=== RECORDED INFORMATION ===
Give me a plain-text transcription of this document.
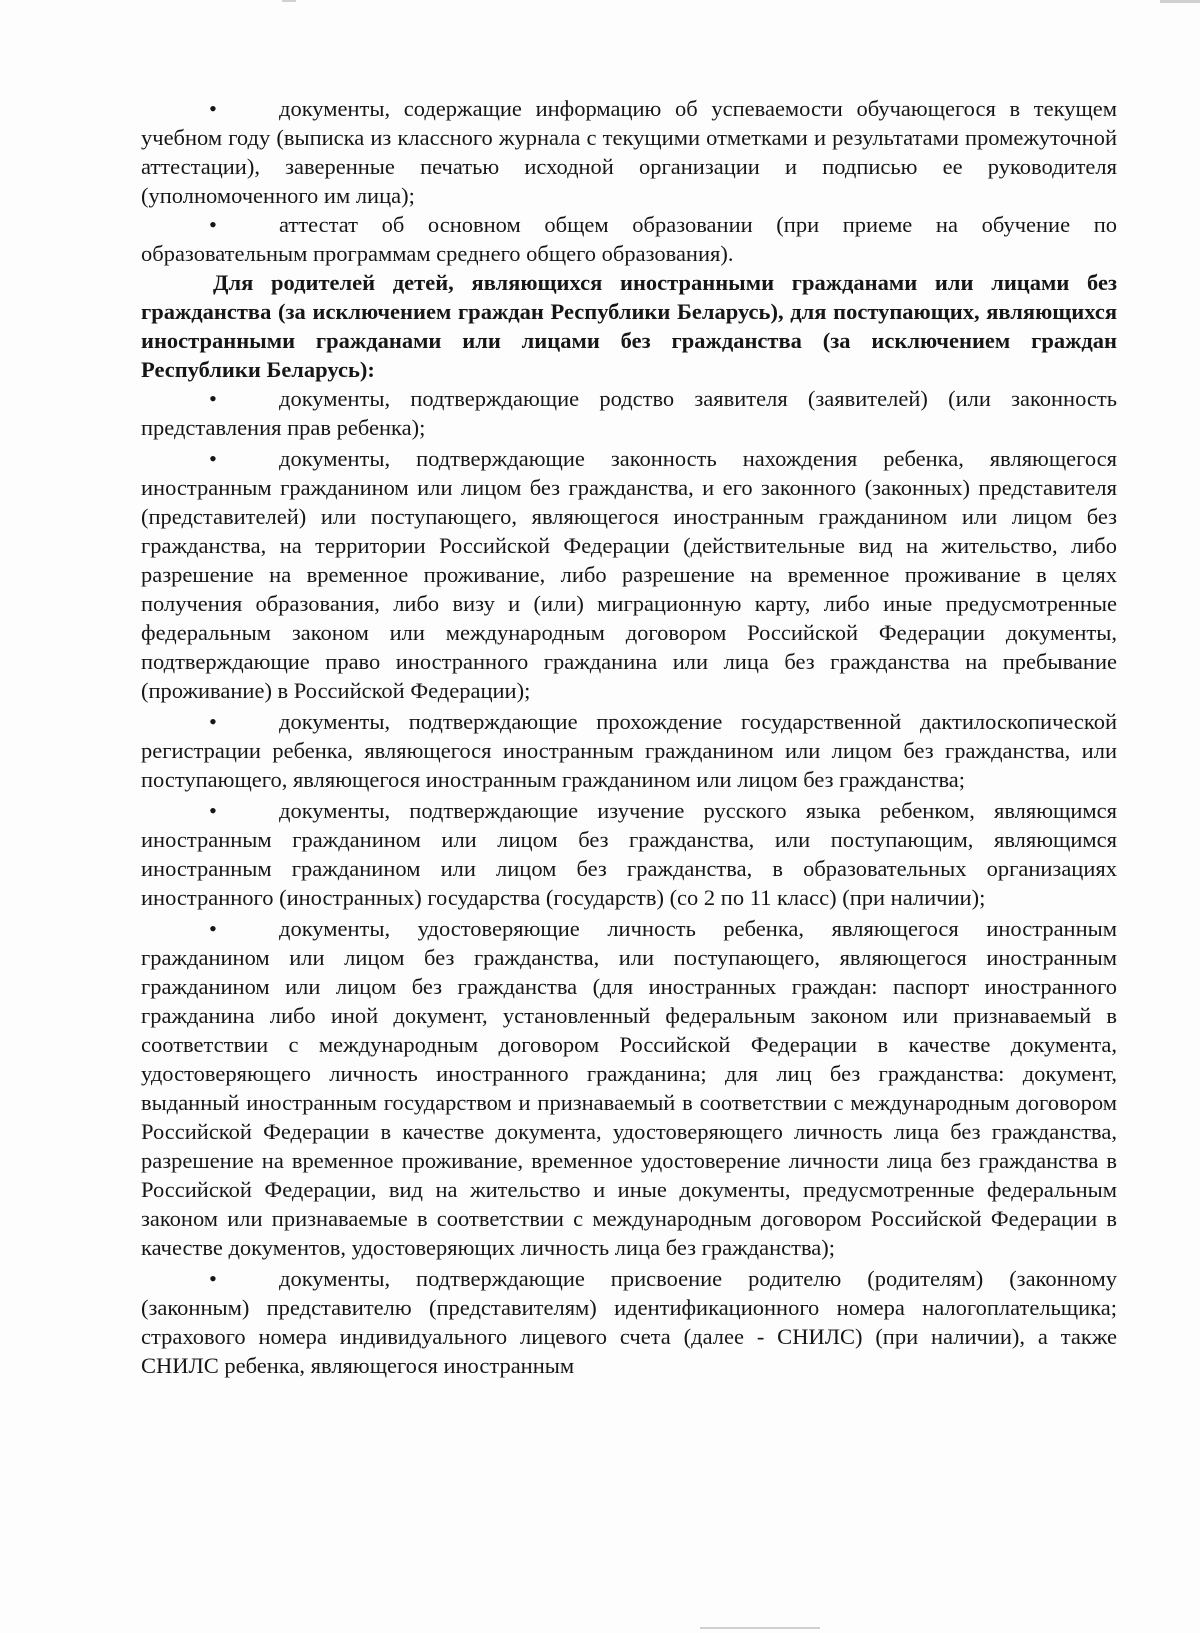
•	документы, содержащие информацию об успеваемости обучающегося в текущем учебном году (выписка из классного журнала с текущими отметками и результатами промежуточной аттестации), заверенные печатью исходной организации и подписью ее руководителя (уполномоченного им лица);

•	аттестат об основном общем образовании (при приеме на обучение по образовательным программам среднего общего образования).

Для родителей детей, являющихся иностранными гражданами или лицами без гражданства (за исключением граждан Республики Беларусь), для поступающих, являющихся иностранными гражданами или лицами без гражданства (за исключением граждан Республики Беларусь):

•	документы, подтверждающие родство заявителя (заявителей) (или законность представления прав ребенка);

•	документы, подтверждающие законность нахождения ребенка, являющегося иностранным гражданином или лицом без гражданства, и его законного (законных) представителя (представителей) или поступающего, являющегося иностранным гражданином или лицом без гражданства, на территории Российской Федерации (действительные вид на жительство, либо разрешение на временное проживание, либо разрешение на временное проживание в целях получения образования, либо визу и (или) миграционную карту, либо иные предусмотренные федеральным законом или международным договором Российской Федерации документы, подтверждающие право иностранного гражданина или лица без гражданства на пребывание (проживание) в Российской Федерации);

•	документы, подтверждающие прохождение государственной дактилоскопической регистрации ребенка, являющегося иностранным гражданином или лицом без гражданства, или поступающего, являющегося иностранным гражданином или лицом без гражданства;

•	документы, подтверждающие изучение русского языка ребенком, являющимся иностранным гражданином или лицом без гражданства, или поступающим, являющимся иностранным гражданином или лицом без гражданства, в образовательных организациях иностранного (иностранных) государства (государств) (со 2 по 11 класс) (при наличии);

•	документы, удостоверяющие личность ребенка, являющегося иностранным гражданином или лицом без гражданства, или поступающего, являющегося иностранным гражданином или лицом без гражданства (для иностранных граждан: паспорт иностранного гражданина либо иной документ, установленный федеральным законом или признаваемый в соответствии с международным договором Российской Федерации в качестве документа, удостоверяющего личность иностранного гражданина; для лиц без гражданства: документ, выданный иностранным государством и признаваемый в соответствии с международным договором Российской Федерации в качестве документа, удостоверяющего личность лица без гражданства, разрешение на временное проживание, временное удостоверение личности лица без гражданства в Российской Федерации, вид на жительство и иные документы, предусмотренные федеральным законом или признаваемые в соответствии с международным договором Российской Федерации в качестве документов, удостоверяющих личность лица без гражданства);

•	документы, подтверждающие присвоение родителю (родителям) (законному (законным) представителю (представителям) идентификационного номера налогоплательщика; страхового номера индивидуального лицевого счета (далее - СНИЛС) (при наличии), а также СНИЛС ребенка, являющегося иностранным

=== STATED EXERCISE ===
Quote each entry above verbatim and drop the pictures.

=== FULL ANSWER ===
Give me a plain-text transcription of this document.
•	документы, содержащие информацию об успеваемости обучающегося в текущем учебном году (выписка из классного журнала с текущими отметками и результатами промежуточной аттестации), заверенные печатью исходной организации и подписью ее руководителя (уполномоченного им лица);

•	аттестат об основном общем образовании (при приеме на обучение по образовательным программам среднего общего образования).

Для родителей детей, являющихся иностранными гражданами или лицами без гражданства (за исключением граждан Республики Беларусь), для поступающих, являющихся иностранными гражданами или лицами без гражданства (за исключением граждан Республики Беларусь):

•	документы, подтверждающие родство заявителя (заявителей) (или законность представления прав ребенка);

•	документы, подтверждающие законность нахождения ребенка, являющегося иностранным гражданином или лицом без гражданства, и его законного (законных) представителя (представителей) или поступающего, являющегося иностранным гражданином или лицом без гражданства, на территории Российской Федерации (действительные вид на жительство, либо разрешение на временное проживание, либо разрешение на временное проживание в целях получения образования, либо визу и (или) миграционную карту, либо иные предусмотренные федеральным законом или международным договором Российской Федерации документы, подтверждающие право иностранного гражданина или лица без гражданства на пребывание (проживание) в Российской Федерации);

•	документы, подтверждающие прохождение государственной дактилоскопической регистрации ребенка, являющегося иностранным гражданином или лицом без гражданства, или поступающего, являющегося иностранным гражданином или лицом без гражданства;

•	документы, подтверждающие изучение русского языка ребенком, являющимся иностранным гражданином или лицом без гражданства, или поступающим, являющимся иностранным гражданином или лицом без гражданства, в образовательных организациях иностранного (иностранных) государства (государств) (со 2 по 11 класс) (при наличии);

•	документы, удостоверяющие личность ребенка, являющегося иностранным гражданином или лицом без гражданства, или поступающего, являющегося иностранным гражданином или лицом без гражданства (для иностранных граждан: паспорт иностранного гражданина либо иной документ, установленный федеральным законом или признаваемый в соответствии с международным договором Российской Федерации в качестве документа, удостоверяющего личность иностранного гражданина; для лиц без гражданства: документ, выданный иностранным государством и признаваемый в соответствии с международным договором Российской Федерации в качестве документа, удостоверяющего личность лица без гражданства, разрешение на временное проживание, временное удостоверение личности лица без гражданства в Российской Федерации, вид на жительство и иные документы, предусмотренные федеральным законом или признаваемые в соответствии с международным договором Российской Федерации в качестве документов, удостоверяющих личность лица без гражданства);

•	документы, подтверждающие присвоение родителю (родителям) (законному (законным) представителю (представителям) идентификационного номера налогоплательщика; страхового номера индивидуального лицевого счета (далее - СНИЛС) (при наличии), а также СНИЛС ребенка, являющегося иностранным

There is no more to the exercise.